_Исходный отрывок:_
**********

Медленно слеп и в то же время слабел от язв; кажется, впрочем, — не столько от боли (язвы были чудесно-естественны, как бы необходимы для тела его), сколько от небольшой, но постоянной потери крови от язвы на правом боку; остальные, кажется, вопреки легенде, были бескровны.[280] Кроме слепоты и ран, был болен и многими другими болезнями: страдал желудком, почками, печенью, а потом и водянкою.[281] Два последних года жизни своей не жил, а умирал.
Но, в жизни его, все оставалось как будто по-прежнему, шло своим чередом: так же странствовал он по городам и селеньям, но уже не мог ходить пешком, а ездил на осле;[282] так же проповедывал; так же был деятелен, и казалось, даже деятельнее, чем когда-либо, — точно спешил не кончить свой подвиг, а начать. «Братья, начнем же, наконец, служить Господу: мы ведь ничего еще не сделали!» — говорил именно в эти последние дни.[283] И так же брат Илья презирал его; каждым словом, каждым взглядом, унижал и оскорблял, — «топтал ногами», но этим-то и был ему дороже всех людей; за это-то и любил он его, как «мать». И так же благоговейно-безжалостно, и даже теперь безжалостней, чем когда-либо, люди с ним делали то, чего боялся он больше всего: возносили его «на престол Люцифера».
Все извне оставалось по-прежнему, но изменилось внутри: самое важное сделалось неважным, великое — маленьким, как будто преломленным в уменьшительном стекле.
Все еще стояло в глазах его неимоверное Видение; все еще звучало в ушах неизреченное Слово, и все звуки жизни заглушились им, как шелест деревьев — гулом громов. Все хотел и не мог он понять, что это было, кто это был; все узнавал, узнавал и не мог узнать лицо Христа в лице Серафима Распятого.

**********

_Данные для анализа:_
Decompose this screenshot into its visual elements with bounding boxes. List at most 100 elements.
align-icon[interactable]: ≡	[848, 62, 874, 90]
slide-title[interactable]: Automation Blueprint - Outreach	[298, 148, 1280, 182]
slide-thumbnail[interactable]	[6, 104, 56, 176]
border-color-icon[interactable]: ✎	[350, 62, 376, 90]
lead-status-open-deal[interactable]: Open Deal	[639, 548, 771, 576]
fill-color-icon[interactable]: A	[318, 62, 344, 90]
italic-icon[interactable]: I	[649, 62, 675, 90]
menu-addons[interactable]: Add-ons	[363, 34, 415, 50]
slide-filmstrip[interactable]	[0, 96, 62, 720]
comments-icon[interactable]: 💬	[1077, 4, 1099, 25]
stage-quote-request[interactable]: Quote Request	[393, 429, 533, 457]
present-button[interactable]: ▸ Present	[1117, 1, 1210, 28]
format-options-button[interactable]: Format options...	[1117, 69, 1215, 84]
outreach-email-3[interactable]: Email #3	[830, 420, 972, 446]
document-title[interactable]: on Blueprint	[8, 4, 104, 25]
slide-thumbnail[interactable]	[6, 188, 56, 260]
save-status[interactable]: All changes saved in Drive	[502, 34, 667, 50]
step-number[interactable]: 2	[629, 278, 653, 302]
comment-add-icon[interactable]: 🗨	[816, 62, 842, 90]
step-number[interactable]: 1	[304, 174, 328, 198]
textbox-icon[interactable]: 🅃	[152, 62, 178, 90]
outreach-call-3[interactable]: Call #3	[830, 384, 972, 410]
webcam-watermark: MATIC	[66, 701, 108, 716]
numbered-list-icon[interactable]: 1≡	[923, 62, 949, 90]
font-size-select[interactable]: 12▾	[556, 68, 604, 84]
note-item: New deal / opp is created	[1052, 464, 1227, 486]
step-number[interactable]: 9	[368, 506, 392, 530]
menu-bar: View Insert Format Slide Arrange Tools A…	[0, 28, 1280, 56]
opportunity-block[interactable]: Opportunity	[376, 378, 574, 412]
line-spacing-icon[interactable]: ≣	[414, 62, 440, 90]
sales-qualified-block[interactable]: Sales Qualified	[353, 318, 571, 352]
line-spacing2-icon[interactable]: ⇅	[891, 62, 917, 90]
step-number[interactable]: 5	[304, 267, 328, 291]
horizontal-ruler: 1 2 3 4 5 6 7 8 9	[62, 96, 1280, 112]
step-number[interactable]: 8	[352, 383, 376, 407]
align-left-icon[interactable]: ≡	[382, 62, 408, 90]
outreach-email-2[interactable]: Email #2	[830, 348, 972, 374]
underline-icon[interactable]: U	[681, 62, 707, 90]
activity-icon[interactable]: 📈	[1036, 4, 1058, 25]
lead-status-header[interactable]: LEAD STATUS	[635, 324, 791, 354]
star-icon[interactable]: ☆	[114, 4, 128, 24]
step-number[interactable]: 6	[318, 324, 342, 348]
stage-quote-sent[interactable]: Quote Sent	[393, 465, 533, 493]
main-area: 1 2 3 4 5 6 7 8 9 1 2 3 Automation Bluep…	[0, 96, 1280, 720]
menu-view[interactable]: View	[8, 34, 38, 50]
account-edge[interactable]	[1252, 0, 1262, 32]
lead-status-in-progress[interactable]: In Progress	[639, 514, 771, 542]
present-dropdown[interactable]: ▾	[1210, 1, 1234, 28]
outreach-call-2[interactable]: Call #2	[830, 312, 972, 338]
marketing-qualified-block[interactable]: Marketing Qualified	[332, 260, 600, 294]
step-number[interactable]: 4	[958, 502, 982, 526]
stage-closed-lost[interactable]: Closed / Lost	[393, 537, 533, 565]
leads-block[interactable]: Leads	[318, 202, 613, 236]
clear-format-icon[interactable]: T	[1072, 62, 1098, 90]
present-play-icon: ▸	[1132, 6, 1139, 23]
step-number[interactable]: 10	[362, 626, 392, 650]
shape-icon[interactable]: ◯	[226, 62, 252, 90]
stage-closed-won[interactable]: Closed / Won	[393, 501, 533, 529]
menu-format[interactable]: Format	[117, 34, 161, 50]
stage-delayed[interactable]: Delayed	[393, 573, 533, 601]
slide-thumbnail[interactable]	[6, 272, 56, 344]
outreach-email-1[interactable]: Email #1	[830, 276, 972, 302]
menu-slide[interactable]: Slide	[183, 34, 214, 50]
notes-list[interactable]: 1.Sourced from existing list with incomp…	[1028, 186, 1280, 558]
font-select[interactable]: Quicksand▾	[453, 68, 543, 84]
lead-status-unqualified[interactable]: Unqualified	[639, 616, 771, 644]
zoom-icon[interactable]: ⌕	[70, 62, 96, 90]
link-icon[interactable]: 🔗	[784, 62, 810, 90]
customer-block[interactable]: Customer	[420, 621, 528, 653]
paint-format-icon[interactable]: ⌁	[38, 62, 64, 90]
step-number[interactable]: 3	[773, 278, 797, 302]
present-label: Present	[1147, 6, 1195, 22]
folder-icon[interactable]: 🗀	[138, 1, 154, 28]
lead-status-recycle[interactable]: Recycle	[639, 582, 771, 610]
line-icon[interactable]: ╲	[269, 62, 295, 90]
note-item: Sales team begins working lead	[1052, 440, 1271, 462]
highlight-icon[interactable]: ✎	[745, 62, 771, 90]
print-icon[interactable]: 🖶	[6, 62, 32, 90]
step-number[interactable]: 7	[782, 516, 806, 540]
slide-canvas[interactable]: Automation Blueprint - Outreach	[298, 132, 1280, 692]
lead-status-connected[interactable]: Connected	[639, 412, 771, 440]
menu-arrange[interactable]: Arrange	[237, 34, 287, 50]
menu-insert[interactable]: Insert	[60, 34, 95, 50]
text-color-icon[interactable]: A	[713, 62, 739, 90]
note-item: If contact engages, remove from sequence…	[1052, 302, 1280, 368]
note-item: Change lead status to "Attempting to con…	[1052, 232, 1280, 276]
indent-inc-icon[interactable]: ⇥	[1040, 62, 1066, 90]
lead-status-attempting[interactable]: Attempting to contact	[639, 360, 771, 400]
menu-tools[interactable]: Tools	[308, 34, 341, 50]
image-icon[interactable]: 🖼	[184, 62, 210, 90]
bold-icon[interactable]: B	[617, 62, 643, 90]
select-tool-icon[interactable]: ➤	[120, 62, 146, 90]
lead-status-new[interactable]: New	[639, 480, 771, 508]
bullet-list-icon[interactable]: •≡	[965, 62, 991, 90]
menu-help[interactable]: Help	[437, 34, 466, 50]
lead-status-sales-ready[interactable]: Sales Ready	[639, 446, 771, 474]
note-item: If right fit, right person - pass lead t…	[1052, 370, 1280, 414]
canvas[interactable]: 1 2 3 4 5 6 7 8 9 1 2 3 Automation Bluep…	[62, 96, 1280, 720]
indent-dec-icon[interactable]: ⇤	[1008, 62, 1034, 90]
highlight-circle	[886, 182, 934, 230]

**********

_Задания для выполнения:_
A: Ответьте по исходному отрывку на три вопроса:
(i) Сколько последних лет своей жизни он, по словам отрывка, «не жил, а умирал»?
(ii) Как он передвигался по городам и селеньям, когда уже не мог ходить пешком?
(iii) Чем сделались самое важное и великое, когда все изменилось внутри?
B: Пожалуйста, продолжите исходный отрывок с того места, где он заканчивается.
Перечень к этим заданиям отношения не имеет.

_Ответы к заданиям:_
A:
(i) Два последних года.
(ii) Ездил на осле.
(iii) Самое важное сделалось неважным, великое — маленьким.

B:
Впал как будто в такую глубокую задумчивость, что ничем не мог быть от нее пробужден; уходил в нее, как брошенный в воду камень идет ко дну. Точно прислушивался опять, как тогда, играя на бесструнной виоле, к звукам, никем, кроме него, не слышимой музыки.
Что это было, он не знал; знал только, что услышанное им от Серафима «тайное слово» возвещало людям такую радость, о которой не могут они и подумать, и что в радость эту первый войдет, умирая, он.
«Смерть будет для тебя бесконечною радостью», — предсказал ему кто-то из братьев, — может быть, тот, кто больше всех любил его и знал лучше всех, — брат Бернардо, первенец его возлюбленный.[284]
Но если бы кто-нибудь сказал ему, что радость эта будет в Третьем Завете, в Царстве Духа, — он, вероятно, не понял бы, что это значит, или испугался бы этого как опаснейшей ереси.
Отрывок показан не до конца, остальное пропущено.